WHAT THE TASK REQUIRES — Show all lines of the listing that hold the word "modèle".

[Data entries]
* start *

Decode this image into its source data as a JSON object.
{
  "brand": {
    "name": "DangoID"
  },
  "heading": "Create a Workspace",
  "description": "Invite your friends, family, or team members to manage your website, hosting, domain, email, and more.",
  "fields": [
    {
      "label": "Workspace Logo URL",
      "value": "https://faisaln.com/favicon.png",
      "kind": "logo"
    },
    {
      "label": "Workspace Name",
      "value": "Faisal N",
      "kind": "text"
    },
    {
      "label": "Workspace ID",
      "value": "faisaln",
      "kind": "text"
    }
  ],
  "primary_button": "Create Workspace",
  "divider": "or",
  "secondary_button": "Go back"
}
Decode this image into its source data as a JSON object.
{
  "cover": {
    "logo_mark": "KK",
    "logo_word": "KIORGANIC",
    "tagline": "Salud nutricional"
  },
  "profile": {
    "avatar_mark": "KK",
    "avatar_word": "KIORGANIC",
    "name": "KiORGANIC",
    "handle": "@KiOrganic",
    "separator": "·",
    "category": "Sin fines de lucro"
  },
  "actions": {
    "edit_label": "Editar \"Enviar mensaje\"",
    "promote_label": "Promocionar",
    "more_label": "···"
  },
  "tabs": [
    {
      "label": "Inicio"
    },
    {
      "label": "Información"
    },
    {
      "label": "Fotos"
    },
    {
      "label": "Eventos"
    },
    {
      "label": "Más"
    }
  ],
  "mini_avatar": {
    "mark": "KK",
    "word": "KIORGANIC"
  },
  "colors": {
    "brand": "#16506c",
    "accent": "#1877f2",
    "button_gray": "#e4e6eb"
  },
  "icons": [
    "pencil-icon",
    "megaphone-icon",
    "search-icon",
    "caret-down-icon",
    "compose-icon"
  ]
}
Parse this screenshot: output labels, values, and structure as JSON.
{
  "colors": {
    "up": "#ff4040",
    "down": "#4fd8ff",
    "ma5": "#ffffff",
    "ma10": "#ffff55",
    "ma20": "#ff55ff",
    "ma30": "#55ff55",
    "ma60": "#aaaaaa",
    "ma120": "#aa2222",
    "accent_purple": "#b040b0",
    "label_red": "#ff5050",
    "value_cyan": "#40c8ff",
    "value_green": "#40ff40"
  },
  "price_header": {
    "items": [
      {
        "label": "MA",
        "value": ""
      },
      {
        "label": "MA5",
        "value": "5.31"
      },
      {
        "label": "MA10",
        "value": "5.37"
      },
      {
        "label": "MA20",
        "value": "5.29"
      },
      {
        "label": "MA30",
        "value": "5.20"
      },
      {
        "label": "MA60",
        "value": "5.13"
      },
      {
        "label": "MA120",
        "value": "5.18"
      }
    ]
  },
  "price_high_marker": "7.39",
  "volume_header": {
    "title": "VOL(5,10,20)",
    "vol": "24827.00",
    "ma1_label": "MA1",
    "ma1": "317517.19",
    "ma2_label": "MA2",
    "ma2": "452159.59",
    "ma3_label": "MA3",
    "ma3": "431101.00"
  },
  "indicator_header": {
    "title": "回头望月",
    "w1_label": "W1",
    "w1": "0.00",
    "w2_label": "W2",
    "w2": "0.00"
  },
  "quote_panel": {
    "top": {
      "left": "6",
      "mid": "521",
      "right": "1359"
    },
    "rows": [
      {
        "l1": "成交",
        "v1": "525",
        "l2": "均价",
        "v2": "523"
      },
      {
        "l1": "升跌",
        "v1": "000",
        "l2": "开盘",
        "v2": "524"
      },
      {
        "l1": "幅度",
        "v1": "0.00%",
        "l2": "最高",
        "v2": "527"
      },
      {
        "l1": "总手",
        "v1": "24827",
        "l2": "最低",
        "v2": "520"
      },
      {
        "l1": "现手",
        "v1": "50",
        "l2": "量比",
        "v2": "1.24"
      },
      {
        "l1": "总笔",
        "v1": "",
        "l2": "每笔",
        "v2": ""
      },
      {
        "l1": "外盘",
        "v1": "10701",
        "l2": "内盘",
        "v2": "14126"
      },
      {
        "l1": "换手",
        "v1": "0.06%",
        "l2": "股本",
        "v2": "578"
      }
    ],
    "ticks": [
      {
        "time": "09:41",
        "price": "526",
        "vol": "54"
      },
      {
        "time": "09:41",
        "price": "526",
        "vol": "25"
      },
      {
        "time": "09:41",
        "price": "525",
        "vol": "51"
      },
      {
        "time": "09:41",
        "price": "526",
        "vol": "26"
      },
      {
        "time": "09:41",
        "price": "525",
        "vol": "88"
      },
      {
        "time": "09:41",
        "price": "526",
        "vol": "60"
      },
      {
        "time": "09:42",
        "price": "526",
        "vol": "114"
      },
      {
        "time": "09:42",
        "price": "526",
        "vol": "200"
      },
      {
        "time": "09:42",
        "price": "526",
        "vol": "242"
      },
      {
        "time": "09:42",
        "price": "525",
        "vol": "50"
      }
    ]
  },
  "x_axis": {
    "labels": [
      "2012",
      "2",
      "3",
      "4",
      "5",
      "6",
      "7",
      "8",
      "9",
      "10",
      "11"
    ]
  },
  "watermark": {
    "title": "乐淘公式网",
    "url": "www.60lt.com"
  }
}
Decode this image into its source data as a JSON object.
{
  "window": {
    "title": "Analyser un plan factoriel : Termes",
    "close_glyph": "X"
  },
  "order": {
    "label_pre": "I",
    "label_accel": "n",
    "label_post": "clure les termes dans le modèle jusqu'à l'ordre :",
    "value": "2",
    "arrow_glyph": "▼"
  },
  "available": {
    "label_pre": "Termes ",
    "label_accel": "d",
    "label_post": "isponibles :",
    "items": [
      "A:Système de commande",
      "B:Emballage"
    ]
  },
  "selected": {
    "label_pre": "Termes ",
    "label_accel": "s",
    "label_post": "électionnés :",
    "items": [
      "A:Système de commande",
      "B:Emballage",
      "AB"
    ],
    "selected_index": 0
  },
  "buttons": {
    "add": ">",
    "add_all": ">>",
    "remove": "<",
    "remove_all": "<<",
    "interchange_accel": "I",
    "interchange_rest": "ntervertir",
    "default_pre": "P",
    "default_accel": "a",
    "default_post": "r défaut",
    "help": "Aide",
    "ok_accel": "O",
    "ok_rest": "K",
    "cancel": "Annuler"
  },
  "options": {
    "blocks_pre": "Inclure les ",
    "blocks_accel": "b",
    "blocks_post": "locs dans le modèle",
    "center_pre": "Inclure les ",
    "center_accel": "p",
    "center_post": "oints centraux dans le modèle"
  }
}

* end *

RIGHT ANSWER —
    "label_post": "clure les termes dans le modèle jusqu'à l'ordre :",
    "blocks_post": "locs dans le modèle",
    "center_post": "oints centraux dans le modèle"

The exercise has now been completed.